Text excerpt:
┌──

6 tips for living a sleep-friendly lifestyle

October 2, 2015

The quality of your sleep is closely related to the quality of your waking hours. Live happily and actively, and sleep will come more easily. Here are some tips for enjoying a better night's rest.

6 tips for living a sleep-friendly lifestyle

Take a walk after lunch, then read the paper on the patio

  • Exercise cuts stress, and getting exercise in the sun can help keep your body's circadian rhythms calibrated.
  • You need about two hours of daily exposure to bright sunlight to help your body stay in sync.
  • If you can't get outdoors, consider buying a light box — a fixture that radiates light that mimics the brightness and wavelengths of natural sunlight.

Make herbal tea or water your drink of choice after lunchtime

  • Nix coffee as well as other caffeine sources like chocolate; colas and other soft drinks; and black, green, or white tea.
  • Even small amounts of caffeine may keep you up late, and older people may be more sensitive to it.
  • Caffeine blocks a brain chemical called adenosine that helps us feel drowsy and fall asleep, and the effect may last longer in older people, whose livers don't filter caffeine as effectively.
  • Instead, sip some chamomile tea, which contains ingredients proven to calm the nervous system and, at bedtime, can induce sleep.

Instead of an evening cocktail, have a glass of wine with an early supper

  • Drinking before bed may help you fall asleep, but as the alcohol wears off, you're likely to have light, easily broken sleep.
  • If you enjoy a drink, have one with supper a few hours before bed.

Schedule worry time during the day, in the kitchen!

  • We're not kidding. If your mind is accustomed to revving up sleep-robbing anxiety in bed, retrain your brain by moving your worry session to another place and time.

└──

Stored data entries:

┌──

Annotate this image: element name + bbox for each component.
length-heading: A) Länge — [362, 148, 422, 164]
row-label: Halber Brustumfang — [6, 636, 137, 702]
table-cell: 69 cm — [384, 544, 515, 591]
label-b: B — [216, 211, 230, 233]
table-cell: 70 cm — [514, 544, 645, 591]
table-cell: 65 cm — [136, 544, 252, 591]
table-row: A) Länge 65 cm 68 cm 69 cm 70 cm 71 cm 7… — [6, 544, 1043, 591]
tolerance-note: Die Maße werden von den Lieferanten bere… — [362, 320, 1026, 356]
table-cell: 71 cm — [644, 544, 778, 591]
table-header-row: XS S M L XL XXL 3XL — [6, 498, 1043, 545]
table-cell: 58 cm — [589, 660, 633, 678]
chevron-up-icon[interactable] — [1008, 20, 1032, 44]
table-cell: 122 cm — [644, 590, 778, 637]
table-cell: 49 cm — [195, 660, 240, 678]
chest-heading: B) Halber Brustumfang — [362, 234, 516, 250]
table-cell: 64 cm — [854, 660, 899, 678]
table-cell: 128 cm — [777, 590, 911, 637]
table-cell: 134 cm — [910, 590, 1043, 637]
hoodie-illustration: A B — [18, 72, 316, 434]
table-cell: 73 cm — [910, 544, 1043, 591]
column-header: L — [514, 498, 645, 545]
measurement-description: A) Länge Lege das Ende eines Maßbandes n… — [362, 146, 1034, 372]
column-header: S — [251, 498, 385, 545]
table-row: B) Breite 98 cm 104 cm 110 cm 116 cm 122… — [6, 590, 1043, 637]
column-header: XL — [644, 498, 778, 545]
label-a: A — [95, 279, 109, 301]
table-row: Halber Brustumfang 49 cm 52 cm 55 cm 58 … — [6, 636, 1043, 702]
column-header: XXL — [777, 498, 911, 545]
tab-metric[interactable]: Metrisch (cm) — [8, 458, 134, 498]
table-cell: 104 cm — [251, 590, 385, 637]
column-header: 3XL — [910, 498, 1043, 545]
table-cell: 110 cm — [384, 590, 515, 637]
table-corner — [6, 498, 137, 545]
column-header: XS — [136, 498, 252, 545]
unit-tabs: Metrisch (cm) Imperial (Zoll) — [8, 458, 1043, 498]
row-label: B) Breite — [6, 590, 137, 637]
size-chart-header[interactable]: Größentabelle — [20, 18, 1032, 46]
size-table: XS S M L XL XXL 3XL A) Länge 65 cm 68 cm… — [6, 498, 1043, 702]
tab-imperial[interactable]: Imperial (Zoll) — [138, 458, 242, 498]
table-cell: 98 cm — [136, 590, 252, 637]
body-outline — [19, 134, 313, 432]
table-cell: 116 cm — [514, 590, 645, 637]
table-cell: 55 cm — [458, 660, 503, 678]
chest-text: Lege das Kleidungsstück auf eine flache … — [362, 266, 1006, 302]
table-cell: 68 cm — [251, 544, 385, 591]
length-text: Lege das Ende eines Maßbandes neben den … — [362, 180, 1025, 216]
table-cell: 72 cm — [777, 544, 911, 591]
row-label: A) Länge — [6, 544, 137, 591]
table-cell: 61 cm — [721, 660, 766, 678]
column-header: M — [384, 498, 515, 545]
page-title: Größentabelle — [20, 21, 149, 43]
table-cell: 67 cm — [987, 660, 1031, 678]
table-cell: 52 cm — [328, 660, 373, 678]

└──

Tasks:
1. According to the sleep-lifestyle tips, how much daily exposure to bright sunlight helps the body stay in sync?
2. Pick up the sleep-lifestyle tips after their last sentence and continue them.

Answers to each task:
1. About two hours a day.

2.
  • Try midmorning at the kitchen table — pour a mug of chamomile tea (a natural soother) with honey, grab a notebook and pen, and write out your worries. This will clear your mind and break the association between bed, night, and worry.

Try tai chi on the lawn

  • In China, people rise at dawn to perform this series of ancient, gentle, dancelike movements in local parks.
  • The sleep bonus: Tai chi beat a low-impact exercise class for improving sleep in a study of 118 women and men ages 60 to 92 conducted at the Oregon Research Institute.
  • People who did tai chi three times a week for six months fell asleep 18 minutes faster and slept 48 minutes longer each night than other exercisers.

Drink more water during the day and less in the evening

  • If you have diabetes, an enlarged prostate, incontinence, or even garden-variety "tiny bladder syndrome" (the bladder shrinks with age), you may get up frequently to urinate, then have trouble falling back to sleep.
  • Try drinking more water during the day so you don't feel thirsty in the hour or so before you turn in. That way, you may ensure fewer slumber interruptions without risking dehydration.